* **Direction**
Please reproduce the rows below word for word, leaving out the pictures.

─── Entries shown

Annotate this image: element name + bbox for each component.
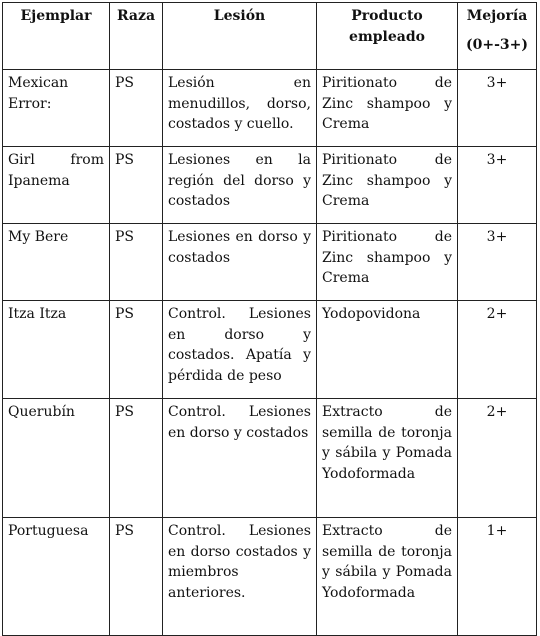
cell-producto: Piritionato de Zinc shampoo y Crema bbox=[317, 224, 458, 301]
cell-lesion: Control. Lesiones en dorso y costados. Apatía y pérdida de peso bbox=[163, 301, 317, 399]
cell-mejoria: 3+ bbox=[458, 70, 537, 147]
cell-lesion: Lesiones en dorso y costados bbox=[163, 224, 317, 301]
cell-raza: PS bbox=[110, 399, 163, 518]
cell-producto: Yodopovidona bbox=[317, 301, 458, 399]
cell-producto: Extracto de semilla de toronja y sábila y Pomada Yodoformada bbox=[317, 399, 458, 518]
table-row bbox=[3, 70, 537, 147]
table-row bbox=[3, 399, 537, 518]
header-lesion: Lesión bbox=[163, 3, 317, 70]
cell-lesion: Lesiones en la región del dorso y costados bbox=[163, 147, 317, 224]
header-ejemplar: Ejemplar bbox=[3, 3, 110, 70]
table-row bbox=[3, 518, 537, 636]
header-mejoria bbox=[458, 3, 537, 70]
header-raza: Raza bbox=[110, 3, 163, 70]
treatment-table bbox=[2, 2, 537, 636]
header-mejoria-label: Mejoría bbox=[466, 8, 528, 24]
cell-mejoria: 2+ bbox=[458, 399, 537, 518]
cell-raza: PS bbox=[110, 301, 163, 399]
cell-raza: PS bbox=[110, 224, 163, 301]
cell-ejemplar: Mexican Error: bbox=[3, 70, 110, 147]
cell-ejemplar: My Bere bbox=[3, 224, 110, 301]
cell-ejemplar: Portuguesa bbox=[3, 518, 110, 636]
cell-raza: PS bbox=[110, 518, 163, 636]
header-mejoria-scale: (0+-3+) bbox=[465, 36, 528, 53]
table-row bbox=[3, 224, 537, 301]
cell-lesion: Lesión en menudillos, dorso, costados y cuello. bbox=[163, 70, 317, 147]
cell-producto: Extracto de semilla de toronja y sábila y Pomada Yodoformada bbox=[317, 518, 458, 636]
cell-ejemplar: Girl from Ipanema bbox=[3, 147, 110, 224]
cell-raza: PS bbox=[110, 147, 163, 224]
cell-lesion: Control. Lesiones en dorso y costados bbox=[163, 399, 317, 518]
cell-mejoria: 2+ bbox=[458, 301, 537, 399]
cell-mejoria: 1+ bbox=[458, 518, 537, 636]
table-row bbox=[3, 301, 537, 399]
table-header-row bbox=[3, 3, 537, 70]
header-producto: Producto empleado bbox=[317, 3, 458, 70]
cell-producto: Piritionato de Zinc shampoo y Crema bbox=[317, 70, 458, 147]
cell-ejemplar: Itza Itza bbox=[3, 301, 110, 399]
cell-raza: PS bbox=[110, 70, 163, 147]
cell-ejemplar: Querubín bbox=[3, 399, 110, 518]
table-row bbox=[3, 147, 537, 224]
cell-mejoria: 3+ bbox=[458, 147, 537, 224]
cell-producto: Piritionato de Zinc shampoo y Crema bbox=[317, 147, 458, 224]
cell-lesion: Control. Lesiones en dorso costados y miembros anteriores. bbox=[163, 518, 317, 636]
cell-mejoria: 3+ bbox=[458, 224, 537, 301]
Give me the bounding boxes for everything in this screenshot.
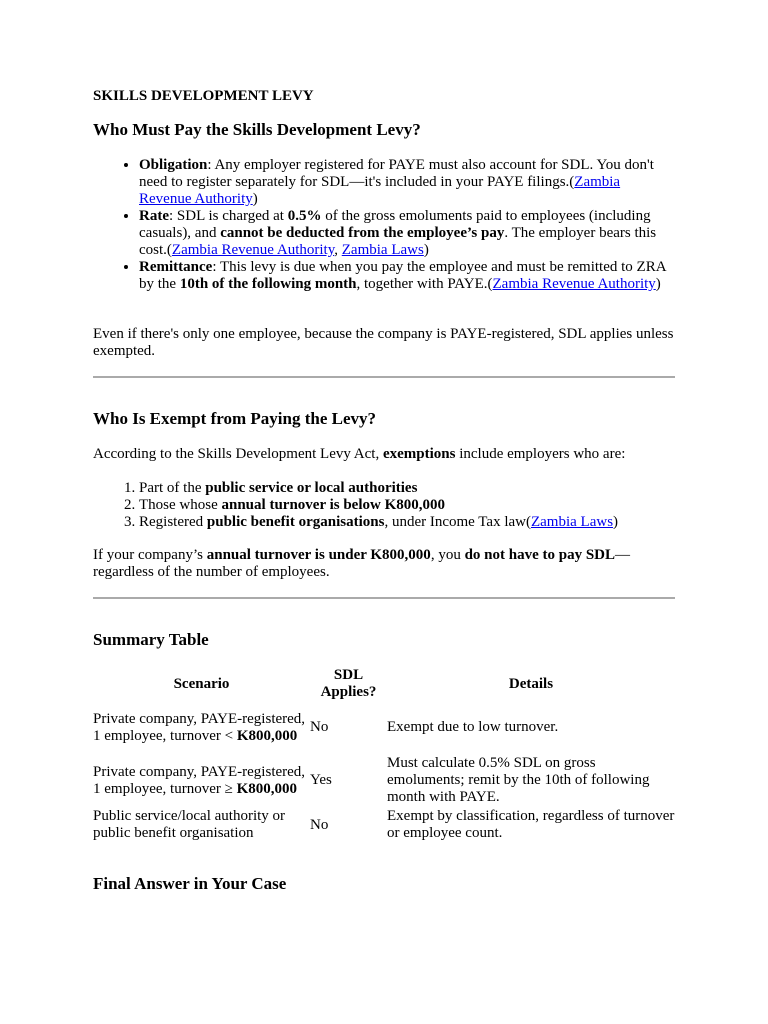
divider bbox=[93, 597, 675, 599]
list-item: • Rate: SDL is charged at 0.5% of the gross emoluments paid to employees (including casuals), and cannot be deducted from the employee’s pay. The employer bears this cost.(Zambia Revenue Authority, Zambia Laws) bbox=[139, 208, 675, 259]
list-item: • Remittance: This levy is due when you pay the employee and must be remitted to ZRA by the 10th of the following month, together with PAYE.(Zambia Revenue Authority) bbox=[139, 259, 675, 293]
zambia-laws-link[interactable]: Zambia Laws bbox=[341, 242, 424, 258]
list-item: 1. Part of the public service or local authorities bbox=[139, 480, 675, 497]
table-row bbox=[93, 701, 675, 754]
bullet-label: Rate bbox=[139, 208, 169, 224]
summary-table bbox=[93, 667, 675, 843]
bullet-label: Remittance bbox=[139, 259, 213, 275]
divider bbox=[93, 376, 675, 378]
cell-details: Must calculate 0.5% SDL on gross emoluments; remit by the 10th of following month with PAYE. bbox=[387, 755, 650, 805]
zambia-laws-link[interactable]: Zambia Laws bbox=[530, 514, 614, 530]
section-heading-summary-table: Summary Table bbox=[93, 630, 209, 649]
bullet-label: Obligation bbox=[139, 157, 208, 173]
document-title: SKILLS DEVELOPMENT LEVY bbox=[93, 88, 314, 104]
list-item: • Obligation: Any employer registered for PAYE must also account for SDL. You don't need to register separately for SDL—it's included in your PAYE filings.(Zambia Revenue Authority) bbox=[139, 157, 675, 208]
exemptions-list bbox=[93, 480, 675, 531]
table-row bbox=[93, 754, 675, 807]
zra-link[interactable]: Zambia Revenue Authority bbox=[139, 174, 621, 207]
paye-note: Even if there's only one employee, because the company is PAYE-registered, SDL applies unless exempted. bbox=[93, 326, 674, 359]
zra-link[interactable]: Zambia Revenue Authority bbox=[492, 276, 656, 292]
summary-table-wrapper bbox=[93, 667, 675, 843]
cell-applies: No bbox=[310, 719, 329, 735]
exemptions-intro: According to the Skills Development Levy Act, exemptions include employers who are: bbox=[93, 446, 626, 462]
column-header-sdl-applies: SDL Applies? bbox=[320, 667, 377, 700]
obligations-list bbox=[93, 157, 675, 293]
cell-details: Exempt by classification, regardless of turnover or employee count. bbox=[387, 808, 675, 841]
cell-scenario: Private company, PAYE-registered, 1 employee, turnover ≥ K800,000 bbox=[93, 763, 306, 797]
cell-scenario: Private company, PAYE-registered, 1 employee, turnover < K800,000 bbox=[93, 710, 306, 744]
section-heading-exemptions: Who Is Exempt from Paying the Levy? bbox=[93, 409, 377, 428]
cell-details: Exempt due to low turnover. bbox=[387, 719, 559, 735]
cell-applies: Yes bbox=[310, 772, 332, 788]
section-heading-final-answer: Final Answer in Your Case bbox=[93, 874, 287, 893]
column-header-scenario: Scenario bbox=[173, 675, 230, 692]
list-item: 3. Registered public benefit organisations, under Income Tax law(Zambia Laws) bbox=[139, 514, 675, 531]
zra-link[interactable]: Zambia Revenue Authority bbox=[171, 242, 335, 258]
section-heading-who-must-pay: Who Must Pay the Skills Development Levy? bbox=[93, 120, 421, 139]
exemption-conclusion: If your company’s annual turnover is under K800,000, you do not have to pay SDL— regardless of the number of employees. bbox=[93, 547, 631, 580]
cell-applies: No bbox=[310, 816, 329, 833]
cell-scenario: Public service/local authority or public benefit organisation bbox=[93, 808, 286, 841]
list-item: 2. Those whose annual turnover is below K800,000 bbox=[139, 497, 675, 514]
column-header-details: Details bbox=[508, 675, 554, 692]
table-header-row bbox=[93, 667, 675, 701]
table-row bbox=[93, 807, 675, 843]
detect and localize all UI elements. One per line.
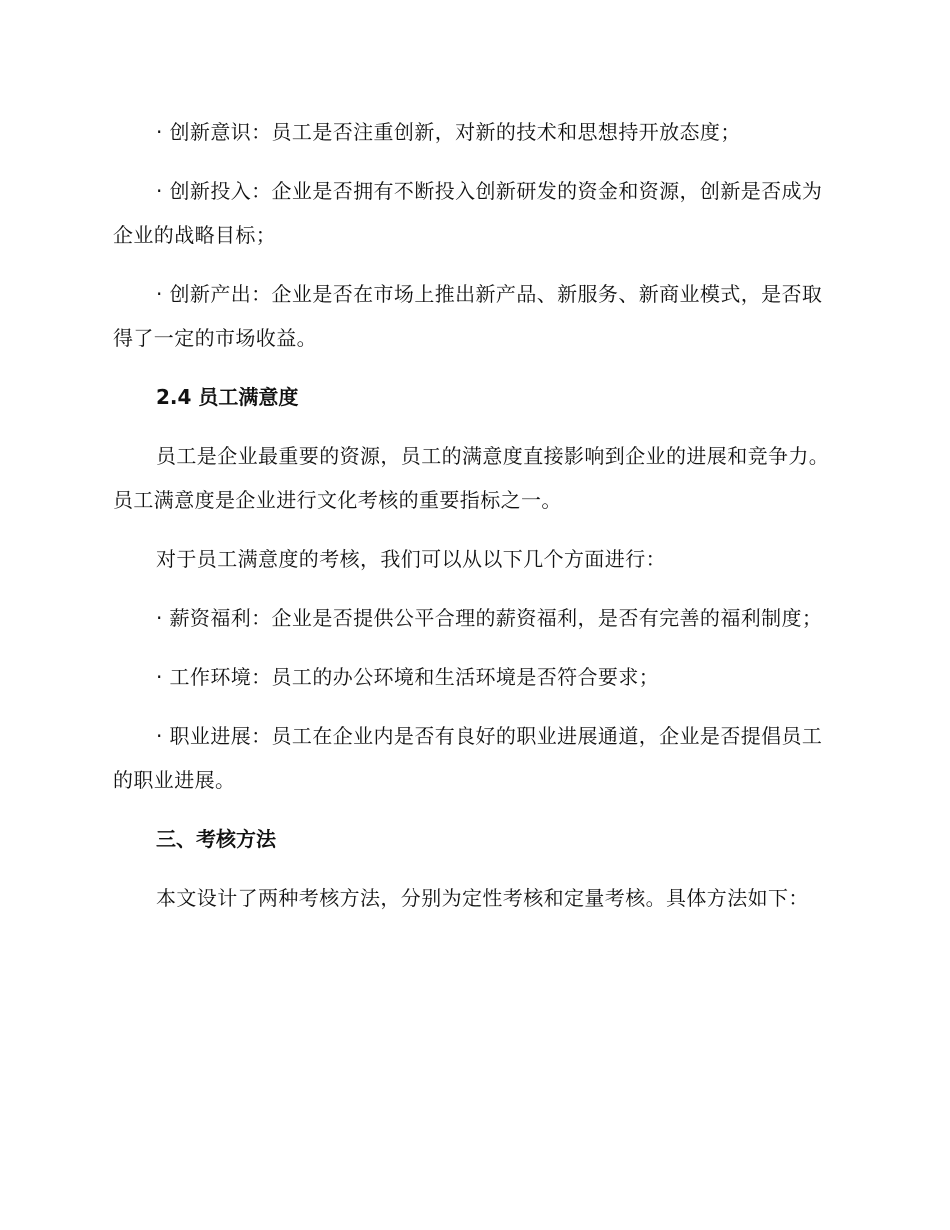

──────

* **Answer in full**
Annotate this image: element name + bbox for each component.
cell-producto: Piritionato de Zinc shampoo y Crema bbox=[317, 224, 458, 301]
cell-lesion: Control. Lesiones en dorso y costados. Apatía y pérdida de peso bbox=[163, 301, 317, 399]
cell-mejoria: 3+ bbox=[458, 70, 537, 147]
cell-lesion: Lesiones en dorso y costados bbox=[163, 224, 317, 301]
cell-raza: PS bbox=[110, 399, 163, 518]
cell-producto: Yodopovidona bbox=[317, 301, 458, 399]
cell-producto: Extracto de semilla de toronja y sábila y Pomada Yodoformada bbox=[317, 399, 458, 518]
table-row bbox=[3, 70, 537, 147]
table-row bbox=[3, 399, 537, 518]
header-lesion: Lesión bbox=[163, 3, 317, 70]
cell-lesion: Lesiones en la región del dorso y costados bbox=[163, 147, 317, 224]
header-ejemplar: Ejemplar bbox=[3, 3, 110, 70]
table-row bbox=[3, 518, 537, 636]
header-mejoria bbox=[458, 3, 537, 70]
header-raza: Raza bbox=[110, 3, 163, 70]
treatment-table bbox=[2, 2, 537, 636]
header-mejoria-label: Mejoría bbox=[466, 8, 528, 24]
cell-mejoria: 2+ bbox=[458, 399, 537, 518]
cell-raza: PS bbox=[110, 301, 163, 399]
cell-raza: PS bbox=[110, 224, 163, 301]
cell-ejemplar: Mexican Error: bbox=[3, 70, 110, 147]
cell-ejemplar: My Bere bbox=[3, 224, 110, 301]
cell-ejemplar: Portuguesa bbox=[3, 518, 110, 636]
cell-raza: PS bbox=[110, 518, 163, 636]
header-mejoria-scale: (0+-3+) bbox=[465, 36, 528, 53]
table-row bbox=[3, 224, 537, 301]
cell-lesion: Lesión en menudillos, dorso, costados y cuello. bbox=[163, 70, 317, 147]
cell-producto: Extracto de semilla de toronja y sábila y Pomada Yodoformada bbox=[317, 518, 458, 636]
cell-ejemplar: Girl from Ipanema bbox=[3, 147, 110, 224]
cell-raza: PS bbox=[110, 147, 163, 224]
cell-lesion: Control. Lesiones en dorso y costados bbox=[163, 399, 317, 518]
cell-mejoria: 2+ bbox=[458, 301, 537, 399]
cell-mejoria: 1+ bbox=[458, 518, 537, 636]
table-row bbox=[3, 301, 537, 399]
table-header-row bbox=[3, 3, 537, 70]
header-producto: Producto empleado bbox=[317, 3, 458, 70]
cell-producto: Piritionato de Zinc shampoo y Crema bbox=[317, 70, 458, 147]
cell-ejemplar: Itza Itza bbox=[3, 301, 110, 399]
cell-raza: PS bbox=[110, 70, 163, 147]
cell-ejemplar: Querubín bbox=[3, 399, 110, 518]
table-row bbox=[3, 147, 537, 224]
cell-mejoria: 3+ bbox=[458, 147, 537, 224]
cell-producto: Piritionato de Zinc shampoo y Crema bbox=[317, 147, 458, 224]
cell-lesion: Control. Lesiones en dorso costados y miembros anteriores. bbox=[163, 518, 317, 636]
cell-mejoria: 3+ bbox=[458, 224, 537, 301]
Give me the bounding boxes for everything in this screenshot.
divider bbox=[93, 597, 675, 599]
list-item: • Rate: SDL is charged at 0.5% of the gross emoluments paid to employees (including casuals), and cannot be deducted from the employee’s pay. The employer bears this cost.(Zambia Revenue Authority, Zambia Laws) bbox=[139, 208, 675, 259]
list-item: • Remittance: This levy is due when you pay the employee and must be remitted to ZRA by the 10th of the following month, together with PAYE.(Zambia Revenue Authority) bbox=[139, 259, 675, 293]
zambia-laws-link[interactable]: Zambia Laws bbox=[341, 242, 424, 258]
list-item: 1. Part of the public service or local authorities bbox=[139, 480, 675, 497]
table-row bbox=[93, 701, 675, 754]
bullet-label: Rate bbox=[139, 208, 169, 224]
summary-table bbox=[93, 667, 675, 843]
bullet-label: Remittance bbox=[139, 259, 213, 275]
divider bbox=[93, 376, 675, 378]
cell-details: Must calculate 0.5% SDL on gross emoluments; remit by the 10th of following month with PAYE. bbox=[387, 755, 650, 805]
zambia-laws-link[interactable]: Zambia Laws bbox=[530, 514, 614, 530]
section-heading-summary-table: Summary Table bbox=[93, 630, 209, 649]
bullet-label: Obligation bbox=[139, 157, 208, 173]
document-title: SKILLS DEVELOPMENT LEVY bbox=[93, 88, 314, 104]
list-item: • Obligation: Any employer registered for PAYE must also account for SDL. You don't need to register separately for SDL—it's included in your PAYE filings.(Zambia Revenue Authority) bbox=[139, 157, 675, 208]
exemptions-list bbox=[93, 480, 675, 531]
table-row bbox=[93, 754, 675, 807]
zra-link[interactable]: Zambia Revenue Authority bbox=[139, 174, 621, 207]
paye-note: Even if there's only one employee, because the company is PAYE-registered, SDL applies unless exempted. bbox=[93, 326, 674, 359]
zra-link[interactable]: Zambia Revenue Authority bbox=[492, 276, 656, 292]
summary-table-wrapper bbox=[93, 667, 675, 843]
cell-applies: No bbox=[310, 719, 329, 735]
exemptions-intro: According to the Skills Development Levy Act, exemptions include employers who are: bbox=[93, 446, 626, 462]
column-header-sdl-applies: SDL Applies? bbox=[320, 667, 377, 700]
obligations-list bbox=[93, 157, 675, 293]
cell-details: Exempt by classification, regardless of turnover or employee count. bbox=[387, 808, 675, 841]
cell-scenario: Private company, PAYE-registered, 1 employee, turnover ≥ K800,000 bbox=[93, 763, 306, 797]
cell-scenario: Private company, PAYE-registered, 1 employee, turnover < K800,000 bbox=[93, 710, 306, 744]
section-heading-exemptions: Who Is Exempt from Paying the Levy? bbox=[93, 409, 377, 428]
cell-details: Exempt due to low turnover. bbox=[387, 719, 559, 735]
cell-applies: Yes bbox=[310, 772, 332, 788]
section-heading-final-answer: Final Answer in Your Case bbox=[93, 874, 287, 893]
column-header-scenario: Scenario bbox=[173, 675, 230, 692]
list-item: 3. Registered public benefit organisations, under Income Tax law(Zambia Laws) bbox=[139, 514, 675, 531]
zra-link[interactable]: Zambia Revenue Authority bbox=[171, 242, 335, 258]
section-heading-who-must-pay: Who Must Pay the Skills Development Levy? bbox=[93, 120, 421, 139]
exemption-conclusion: If your company’s annual turnover is under K800,000, you do not have to pay SDL— regardless of the number of employees. bbox=[93, 547, 631, 580]
cell-applies: No bbox=[310, 816, 329, 833]
cell-scenario: Public service/local authority or public benefit organisation bbox=[93, 808, 286, 841]
list-item: 2. Those whose annual turnover is below K800,000 bbox=[139, 497, 675, 514]
column-header-details: Details bbox=[508, 675, 554, 692]
table-header-row bbox=[93, 667, 675, 701]
table-row bbox=[93, 807, 675, 843]
detect and localize all UI elements. One per line.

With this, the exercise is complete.